■ **Dataset items**
|---|
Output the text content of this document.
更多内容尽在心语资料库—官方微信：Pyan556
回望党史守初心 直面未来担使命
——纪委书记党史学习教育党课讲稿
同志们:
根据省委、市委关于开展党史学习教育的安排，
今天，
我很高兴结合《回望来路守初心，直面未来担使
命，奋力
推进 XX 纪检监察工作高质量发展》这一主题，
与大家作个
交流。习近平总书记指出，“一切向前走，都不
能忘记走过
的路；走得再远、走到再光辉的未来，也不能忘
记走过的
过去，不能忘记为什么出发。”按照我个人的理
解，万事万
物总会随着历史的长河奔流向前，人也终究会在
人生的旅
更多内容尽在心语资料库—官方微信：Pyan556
|---|
■ **EXERCISE DIRECTIONS**
Extract every record and return it verbatim.

■ **EXERCISE ANSWER**
Output the text content of this document.
更多内容尽在心语资料库—官方微信：Pyan556
回望党史守初心 直面未来担使命
——纪委书记党史学习教育党课讲稿
同志们:
根据省委、市委关于开展党史学习教育的安排，
今天，
我很高兴结合《回望来路守初心，直面未来担使
命，奋力
推进 XX 纪检监察工作高质量发展》这一主题，
与大家作个
交流。习近平总书记指出，“一切向前走，都不
能忘记走过
的路；走得再远、走到再光辉的未来，也不能忘
记走过的
过去，不能忘记为什么出发。”按照我个人的理
解，万事万
物总会随着历史的长河奔流向前，人也终究会在
人生的旅
更多内容尽在心语资料库—官方微信：Pyan556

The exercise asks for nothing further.